Skip the images and copy each record exactly as written.
╭─ Records shown
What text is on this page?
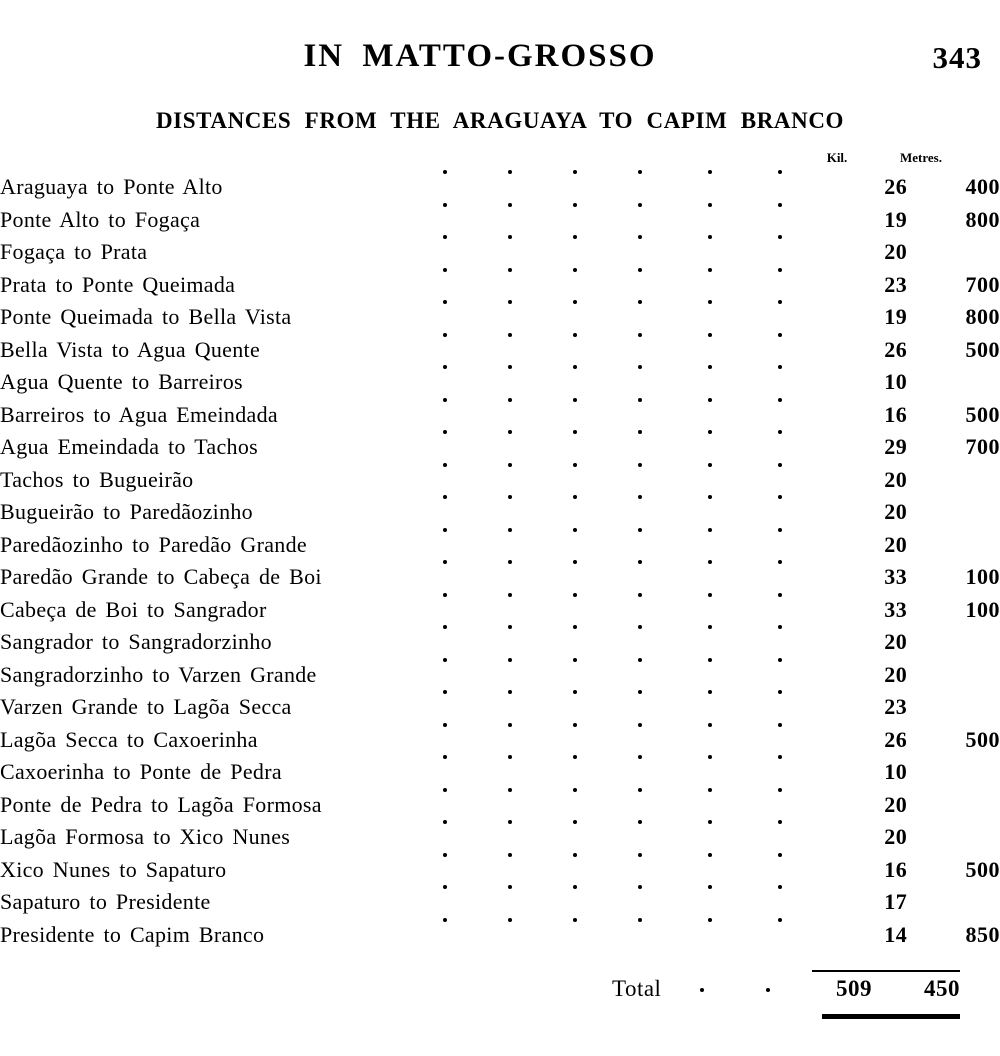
IN MATTO-GROSSO	343
DISTANCES FROM THE ARAGUAYA TO CAPIM BRANCO
Kil.	Metres.
Araguaya to Ponte Alto		26	400
Ponte Alto to Fogaça		19	800
Fogaça to Prata		20	
Prata to Ponte Queimada		23	700
Ponte Queimada to Bella Vista		19	800
Bella Vista to Agua Quente		26	500
Agua Quente to Barreiros		10	
Barreiros to Agua Emeindada		16	500
Agua Emeindada to Tachos		29	700
Tachos to Bugueirão		20	
Bugueirão to Paredãozinho		20	
Paredãozinho to Paredão Grande		20	
Paredão Grande to Cabeça de Boi		33	100
Cabeça de Boi to Sangrador		33	100
Sangrador to Sangradorzinho		20	
Sangradorzinho to Varzen Grande		20	
Varzen Grande to Lagõa Secca		23	
Lagõa Secca to Caxoerinha		26	500
Caxoerinha to Ponte de Pedra		10	
Ponte de Pedra to Lagõa Formosa		20	
Lagõa Formosa to Xico Nunes		20	
Xico Nunes to Sapaturo		16	500
Sapaturo to Presidente		17	
Presidente to Capim Branco		14	850
Total	509	450
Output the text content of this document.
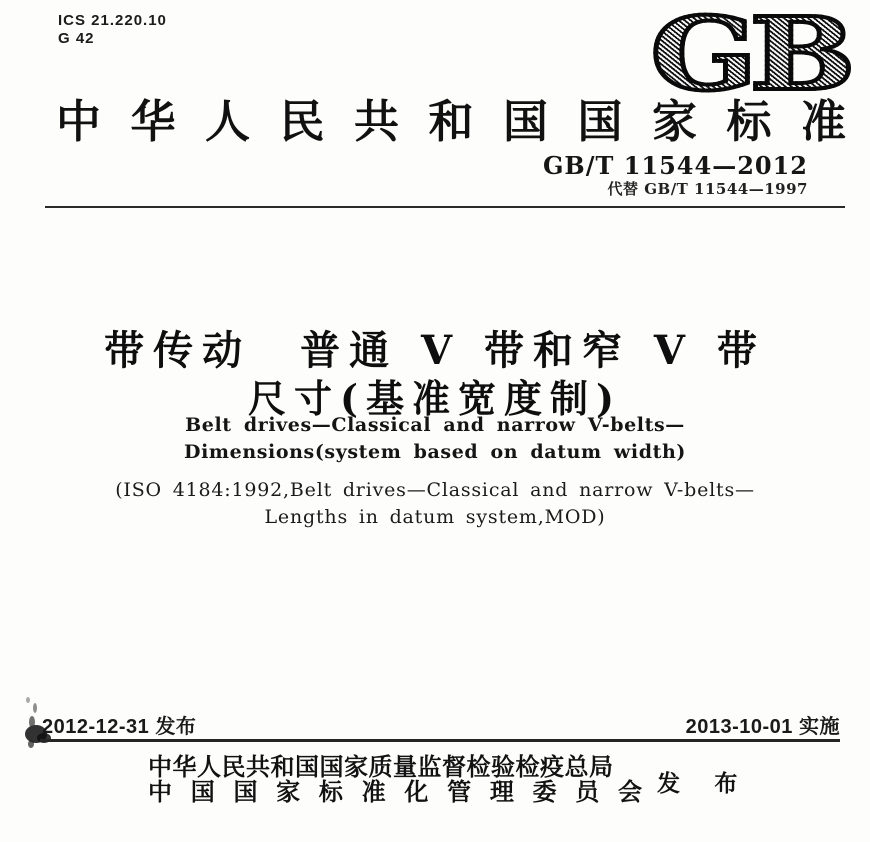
ICS 21.220.10
G 42	GB
中华人民共和国国家标准
GB/T 11544—2012
代替 GB/T 11544—1997
带传动　普通 V 带和窄 V 带
尺寸(基准宽度制)
Belt drives—Classical and narrow V-belts—
Dimensions(system based on datum width)
(ISO 4184:1992,Belt drives—Classical and narrow V-belts—
Lengths in datum system,MOD)
2012-12-31 发布	2013-10-01 实施
中华人民共和国国家质量监督检验检疫总局
中国国家标准化管理委员会 发 布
╰─
Solution for this problem:
What text is on this page?
IN MATTO-GROSSO	343
DISTANCES FROM THE ARAGUAYA TO CAPIM BRANCO
Kil.	Metres.
Araguaya to Ponte Alto		26	400
Ponte Alto to Fogaça		19	800
Fogaça to Prata		20	
Prata to Ponte Queimada		23	700
Ponte Queimada to Bella Vista		19	800
Bella Vista to Agua Quente		26	500
Agua Quente to Barreiros		10	
Barreiros to Agua Emeindada		16	500
Agua Emeindada to Tachos		29	700
Tachos to Bugueirão		20	
Bugueirão to Paredãozinho		20	
Paredãozinho to Paredão Grande		20	
Paredão Grande to Cabeça de Boi		33	100
Cabeça de Boi to Sangrador		33	100
Sangrador to Sangradorzinho		20	
Sangradorzinho to Varzen Grande		20	
Varzen Grande to Lagõa Secca		23	
Lagõa Secca to Caxoerinha		26	500
Caxoerinha to Ponte de Pedra		10	
Ponte de Pedra to Lagõa Formosa		20	
Lagõa Formosa to Xico Nunes		20	
Xico Nunes to Sapaturo		16	500
Sapaturo to Presidente		17	
Presidente to Capim Branco		14	850
Total	509	450
Output the text content of this document.
ICS 21.220.10
G 42	GB
中华人民共和国国家标准
GB/T 11544—2012
代替 GB/T 11544—1997
带传动　普通 V 带和窄 V 带
尺寸(基准宽度制)
Belt drives—Classical and narrow V-belts—
Dimensions(system based on datum width)
(ISO 4184:1992,Belt drives—Classical and narrow V-belts—
Lengths in datum system,MOD)
2012-12-31 发布	2013-10-01 实施
中华人民共和国国家质量监督检验检疫总局
中国国家标准化管理委员会 发 布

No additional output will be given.